**Information**

[Start of Attachment]

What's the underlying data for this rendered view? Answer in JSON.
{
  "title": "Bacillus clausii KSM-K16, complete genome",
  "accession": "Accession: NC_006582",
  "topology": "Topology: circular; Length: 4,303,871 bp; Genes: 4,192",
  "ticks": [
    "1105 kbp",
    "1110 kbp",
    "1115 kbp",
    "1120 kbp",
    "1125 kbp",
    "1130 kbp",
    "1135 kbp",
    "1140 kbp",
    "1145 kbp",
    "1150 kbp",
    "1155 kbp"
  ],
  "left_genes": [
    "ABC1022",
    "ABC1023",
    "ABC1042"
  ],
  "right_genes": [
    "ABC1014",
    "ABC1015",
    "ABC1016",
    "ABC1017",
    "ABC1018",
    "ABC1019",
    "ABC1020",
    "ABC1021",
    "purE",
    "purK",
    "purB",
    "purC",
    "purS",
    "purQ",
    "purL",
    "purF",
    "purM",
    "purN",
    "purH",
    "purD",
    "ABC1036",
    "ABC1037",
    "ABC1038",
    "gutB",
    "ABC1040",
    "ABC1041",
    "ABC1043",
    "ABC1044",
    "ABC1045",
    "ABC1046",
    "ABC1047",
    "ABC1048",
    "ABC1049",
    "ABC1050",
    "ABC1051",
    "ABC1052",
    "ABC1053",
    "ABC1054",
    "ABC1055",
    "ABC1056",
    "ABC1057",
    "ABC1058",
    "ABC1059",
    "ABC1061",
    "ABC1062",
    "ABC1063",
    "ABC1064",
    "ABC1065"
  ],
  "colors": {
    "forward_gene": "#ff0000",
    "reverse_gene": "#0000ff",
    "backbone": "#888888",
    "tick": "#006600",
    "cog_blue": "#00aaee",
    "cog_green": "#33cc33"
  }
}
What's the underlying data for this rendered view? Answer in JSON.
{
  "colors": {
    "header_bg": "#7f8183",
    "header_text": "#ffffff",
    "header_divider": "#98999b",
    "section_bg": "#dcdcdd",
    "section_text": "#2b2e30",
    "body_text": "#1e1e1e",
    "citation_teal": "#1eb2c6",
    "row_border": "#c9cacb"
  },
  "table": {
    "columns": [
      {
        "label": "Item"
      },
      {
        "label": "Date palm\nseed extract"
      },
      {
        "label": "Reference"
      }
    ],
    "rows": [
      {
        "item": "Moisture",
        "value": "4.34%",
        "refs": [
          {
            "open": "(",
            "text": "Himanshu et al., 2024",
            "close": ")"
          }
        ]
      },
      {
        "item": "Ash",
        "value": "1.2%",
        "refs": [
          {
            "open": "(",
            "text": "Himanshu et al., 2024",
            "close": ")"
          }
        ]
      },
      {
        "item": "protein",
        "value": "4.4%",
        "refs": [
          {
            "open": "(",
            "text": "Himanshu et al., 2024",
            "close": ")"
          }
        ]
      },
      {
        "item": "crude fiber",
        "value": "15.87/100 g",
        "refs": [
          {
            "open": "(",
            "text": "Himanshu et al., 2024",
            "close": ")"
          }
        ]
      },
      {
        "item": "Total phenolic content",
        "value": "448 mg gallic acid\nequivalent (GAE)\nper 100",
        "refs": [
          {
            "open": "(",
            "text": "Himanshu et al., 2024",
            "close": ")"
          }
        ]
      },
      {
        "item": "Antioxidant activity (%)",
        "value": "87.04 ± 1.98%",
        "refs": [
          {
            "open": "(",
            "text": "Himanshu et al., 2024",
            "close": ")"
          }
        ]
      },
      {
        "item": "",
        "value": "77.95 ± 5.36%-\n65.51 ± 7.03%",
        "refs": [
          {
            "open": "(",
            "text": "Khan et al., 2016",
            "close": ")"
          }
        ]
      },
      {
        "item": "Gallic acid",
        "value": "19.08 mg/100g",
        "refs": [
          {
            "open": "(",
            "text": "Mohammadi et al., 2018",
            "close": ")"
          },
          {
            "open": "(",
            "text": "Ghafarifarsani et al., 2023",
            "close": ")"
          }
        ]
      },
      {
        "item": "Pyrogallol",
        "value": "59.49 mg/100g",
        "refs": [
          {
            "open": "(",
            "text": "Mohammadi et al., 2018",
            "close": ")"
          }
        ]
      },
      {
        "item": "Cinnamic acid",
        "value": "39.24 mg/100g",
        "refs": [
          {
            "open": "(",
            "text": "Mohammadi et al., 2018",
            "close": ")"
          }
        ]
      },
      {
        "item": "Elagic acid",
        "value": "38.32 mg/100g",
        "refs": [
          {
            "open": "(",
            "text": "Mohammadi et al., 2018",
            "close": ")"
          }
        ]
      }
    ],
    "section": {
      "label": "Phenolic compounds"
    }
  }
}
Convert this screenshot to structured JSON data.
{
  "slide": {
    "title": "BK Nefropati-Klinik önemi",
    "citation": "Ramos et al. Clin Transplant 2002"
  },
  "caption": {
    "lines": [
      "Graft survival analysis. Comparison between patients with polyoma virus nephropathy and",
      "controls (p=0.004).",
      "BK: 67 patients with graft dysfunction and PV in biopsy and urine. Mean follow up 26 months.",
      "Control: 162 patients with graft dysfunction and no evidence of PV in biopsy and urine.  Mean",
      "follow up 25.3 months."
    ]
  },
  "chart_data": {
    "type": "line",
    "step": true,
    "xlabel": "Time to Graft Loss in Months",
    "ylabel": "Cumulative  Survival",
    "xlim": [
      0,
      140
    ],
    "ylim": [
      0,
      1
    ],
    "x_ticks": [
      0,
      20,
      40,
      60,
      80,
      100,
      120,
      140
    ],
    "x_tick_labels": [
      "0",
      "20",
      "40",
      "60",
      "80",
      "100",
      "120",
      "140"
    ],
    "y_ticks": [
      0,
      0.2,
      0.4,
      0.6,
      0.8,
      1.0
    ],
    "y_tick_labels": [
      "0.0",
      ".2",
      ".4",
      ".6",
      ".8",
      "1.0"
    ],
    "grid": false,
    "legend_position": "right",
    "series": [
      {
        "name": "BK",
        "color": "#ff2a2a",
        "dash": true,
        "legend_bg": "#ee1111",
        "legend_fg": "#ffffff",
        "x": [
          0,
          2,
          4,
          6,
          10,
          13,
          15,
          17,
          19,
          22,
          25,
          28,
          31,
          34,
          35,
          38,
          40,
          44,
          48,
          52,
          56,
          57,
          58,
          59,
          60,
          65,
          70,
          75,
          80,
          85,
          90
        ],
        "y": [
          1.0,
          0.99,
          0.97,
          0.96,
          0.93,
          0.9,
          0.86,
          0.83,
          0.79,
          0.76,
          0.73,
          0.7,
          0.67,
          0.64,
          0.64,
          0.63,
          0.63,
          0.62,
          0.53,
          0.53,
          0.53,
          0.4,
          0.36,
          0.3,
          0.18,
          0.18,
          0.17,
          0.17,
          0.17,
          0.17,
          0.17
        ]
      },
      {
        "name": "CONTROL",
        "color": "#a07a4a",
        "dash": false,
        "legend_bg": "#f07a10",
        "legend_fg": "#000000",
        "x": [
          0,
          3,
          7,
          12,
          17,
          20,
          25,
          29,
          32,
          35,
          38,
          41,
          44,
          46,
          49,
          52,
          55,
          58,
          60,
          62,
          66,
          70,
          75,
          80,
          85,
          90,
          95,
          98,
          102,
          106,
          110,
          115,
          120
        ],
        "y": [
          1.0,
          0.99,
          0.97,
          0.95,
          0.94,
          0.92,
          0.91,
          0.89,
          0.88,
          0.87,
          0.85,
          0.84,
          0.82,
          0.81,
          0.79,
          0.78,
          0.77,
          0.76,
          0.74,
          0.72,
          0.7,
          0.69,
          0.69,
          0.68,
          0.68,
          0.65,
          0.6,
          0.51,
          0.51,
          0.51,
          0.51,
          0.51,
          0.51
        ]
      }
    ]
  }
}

[End of Attachment]

**What is needed**
Would you retype the full listing without altering a single word?

**Result of the task**
What's the underlying data for this rendered view? Answer in JSON.
{
  "title": "Bacillus clausii KSM-K16, complete genome",
  "accession": "Accession: NC_006582",
  "topology": "Topology: circular; Length: 4,303,871 bp; Genes: 4,192",
  "ticks": [
    "1105 kbp",
    "1110 kbp",
    "1115 kbp",
    "1120 kbp",
    "1125 kbp",
    "1130 kbp",
    "1135 kbp",
    "1140 kbp",
    "1145 kbp",
    "1150 kbp",
    "1155 kbp"
  ],
  "left_genes": [
    "ABC1022",
    "ABC1023",
    "ABC1042"
  ],
  "right_genes": [
    "ABC1014",
    "ABC1015",
    "ABC1016",
    "ABC1017",
    "ABC1018",
    "ABC1019",
    "ABC1020",
    "ABC1021",
    "purE",
    "purK",
    "purB",
    "purC",
    "purS",
    "purQ",
    "purL",
    "purF",
    "purM",
    "purN",
    "purH",
    "purD",
    "ABC1036",
    "ABC1037",
    "ABC1038",
    "gutB",
    "ABC1040",
    "ABC1041",
    "ABC1043",
    "ABC1044",
    "ABC1045",
    "ABC1046",
    "ABC1047",
    "ABC1048",
    "ABC1049",
    "ABC1050",
    "ABC1051",
    "ABC1052",
    "ABC1053",
    "ABC1054",
    "ABC1055",
    "ABC1056",
    "ABC1057",
    "ABC1058",
    "ABC1059",
    "ABC1061",
    "ABC1062",
    "ABC1063",
    "ABC1064",
    "ABC1065"
  ],
  "colors": {
    "forward_gene": "#ff0000",
    "reverse_gene": "#0000ff",
    "backbone": "#888888",
    "tick": "#006600",
    "cog_blue": "#00aaee",
    "cog_green": "#33cc33"
  }
}
What's the underlying data for this rendered view? Answer in JSON.
{
  "colors": {
    "header_bg": "#7f8183",
    "header_text": "#ffffff",
    "header_divider": "#98999b",
    "section_bg": "#dcdcdd",
    "section_text": "#2b2e30",
    "body_text": "#1e1e1e",
    "citation_teal": "#1eb2c6",
    "row_border": "#c9cacb"
  },
  "table": {
    "columns": [
      {
        "label": "Item"
      },
      {
        "label": "Date palm\nseed extract"
      },
      {
        "label": "Reference"
      }
    ],
    "rows": [
      {
        "item": "Moisture",
        "value": "4.34%",
        "refs": [
          {
            "open": "(",
            "text": "Himanshu et al., 2024",
            "close": ")"
          }
        ]
      },
      {
        "item": "Ash",
        "value": "1.2%",
        "refs": [
          {
            "open": "(",
            "text": "Himanshu et al., 2024",
            "close": ")"
          }
        ]
      },
      {
        "item": "protein",
        "value": "4.4%",
        "refs": [
          {
            "open": "(",
            "text": "Himanshu et al., 2024",
            "close": ")"
          }
        ]
      },
      {
        "item": "crude fiber",
        "value": "15.87/100 g",
        "refs": [
          {
            "open": "(",
            "text": "Himanshu et al., 2024",
            "close": ")"
          }
        ]
      },
      {
        "item": "Total phenolic content",
        "value": "448 mg gallic acid\nequivalent (GAE)\nper 100",
        "refs": [
          {
            "open": "(",
            "text": "Himanshu et al., 2024",
            "close": ")"
          }
        ]
      },
      {
        "item": "Antioxidant activity (%)",
        "value": "87.04 ± 1.98%",
        "refs": [
          {
            "open": "(",
            "text": "Himanshu et al., 2024",
            "close": ")"
          }
        ]
      },
      {
        "item": "",
        "value": "77.95 ± 5.36%-\n65.51 ± 7.03%",
        "refs": [
          {
            "open": "(",
            "text": "Khan et al., 2016",
            "close": ")"
          }
        ]
      },
      {
        "item": "Gallic acid",
        "value": "19.08 mg/100g",
        "refs": [
          {
            "open": "(",
            "text": "Mohammadi et al., 2018",
            "close": ")"
          },
          {
            "open": "(",
            "text": "Ghafarifarsani et al., 2023",
            "close": ")"
          }
        ]
      },
      {
        "item": "Pyrogallol",
        "value": "59.49 mg/100g",
        "refs": [
          {
            "open": "(",
            "text": "Mohammadi et al., 2018",
            "close": ")"
          }
        ]
      },
      {
        "item": "Cinnamic acid",
        "value": "39.24 mg/100g",
        "refs": [
          {
            "open": "(",
            "text": "Mohammadi et al., 2018",
            "close": ")"
          }
        ]
      },
      {
        "item": "Elagic acid",
        "value": "38.32 mg/100g",
        "refs": [
          {
            "open": "(",
            "text": "Mohammadi et al., 2018",
            "close": ")"
          }
        ]
      }
    ],
    "section": {
      "label": "Phenolic compounds"
    }
  }
}
Convert this screenshot to structured JSON data.
{
  "slide": {
    "title": "BK Nefropati-Klinik önemi",
    "citation": "Ramos et al. Clin Transplant 2002"
  },
  "caption": {
    "lines": [
      "Graft survival analysis. Comparison between patients with polyoma virus nephropathy and",
      "controls (p=0.004).",
      "BK: 67 patients with graft dysfunction and PV in biopsy and urine. Mean follow up 26 months.",
      "Control: 162 patients with graft dysfunction and no evidence of PV in biopsy and urine.  Mean",
      "follow up 25.3 months."
    ]
  },
  "chart_data": {
    "type": "line",
    "step": true,
    "xlabel": "Time to Graft Loss in Months",
    "ylabel": "Cumulative  Survival",
    "xlim": [
      0,
      140
    ],
    "ylim": [
      0,
      1
    ],
    "x_ticks": [
      0,
      20,
      40,
      60,
      80,
      100,
      120,
      140
    ],
    "x_tick_labels": [
      "0",
      "20",
      "40",
      "60",
      "80",
      "100",
      "120",
      "140"
    ],
    "y_ticks": [
      0,
      0.2,
      0.4,
      0.6,
      0.8,
      1.0
    ],
    "y_tick_labels": [
      "0.0",
      ".2",
      ".4",
      ".6",
      ".8",
      "1.0"
    ],
    "grid": false,
    "legend_position": "right",
    "series": [
      {
        "name": "BK",
        "color": "#ff2a2a",
        "dash": true,
        "legend_bg": "#ee1111",
        "legend_fg": "#ffffff",
        "x": [
          0,
          2,
          4,
          6,
          10,
          13,
          15,
          17,
          19,
          22,
          25,
          28,
          31,
          34,
          35,
          38,
          40,
          44,
          48,
          52,
          56,
          57,
          58,
          59,
          60,
          65,
          70,
          75,
          80,
          85,
          90
        ],
        "y": [
          1.0,
          0.99,
          0.97,
          0.96,
          0.93,
          0.9,
          0.86,
          0.83,
          0.79,
          0.76,
          0.73,
          0.7,
          0.67,
          0.64,
          0.64,
          0.63,
          0.63,
          0.62,
          0.53,
          0.53,
          0.53,
          0.4,
          0.36,
          0.3,
          0.18,
          0.18,
          0.17,
          0.17,
          0.17,
          0.17,
          0.17
        ]
      },
      {
        "name": "CONTROL",
        "color": "#a07a4a",
        "dash": false,
        "legend_bg": "#f07a10",
        "legend_fg": "#000000",
        "x": [
          0,
          3,
          7,
          12,
          17,
          20,
          25,
          29,
          32,
          35,
          38,
          41,
          44,
          46,
          49,
          52,
          55,
          58,
          60,
          62,
          66,
          70,
          75,
          80,
          85,
          90,
          95,
          98,
          102,
          106,
          110,
          115,
          120
        ],
        "y": [
          1.0,
          0.99,
          0.97,
          0.95,
          0.94,
          0.92,
          0.91,
          0.89,
          0.88,
          0.87,
          0.85,
          0.84,
          0.82,
          0.81,
          0.79,
          0.78,
          0.77,
          0.76,
          0.74,
          0.72,
          0.7,
          0.69,
          0.69,
          0.68,
          0.68,
          0.65,
          0.6,
          0.51,
          0.51,
          0.51,
          0.51,
          0.51,
          0.51
        ]
      }
    ]
  }
}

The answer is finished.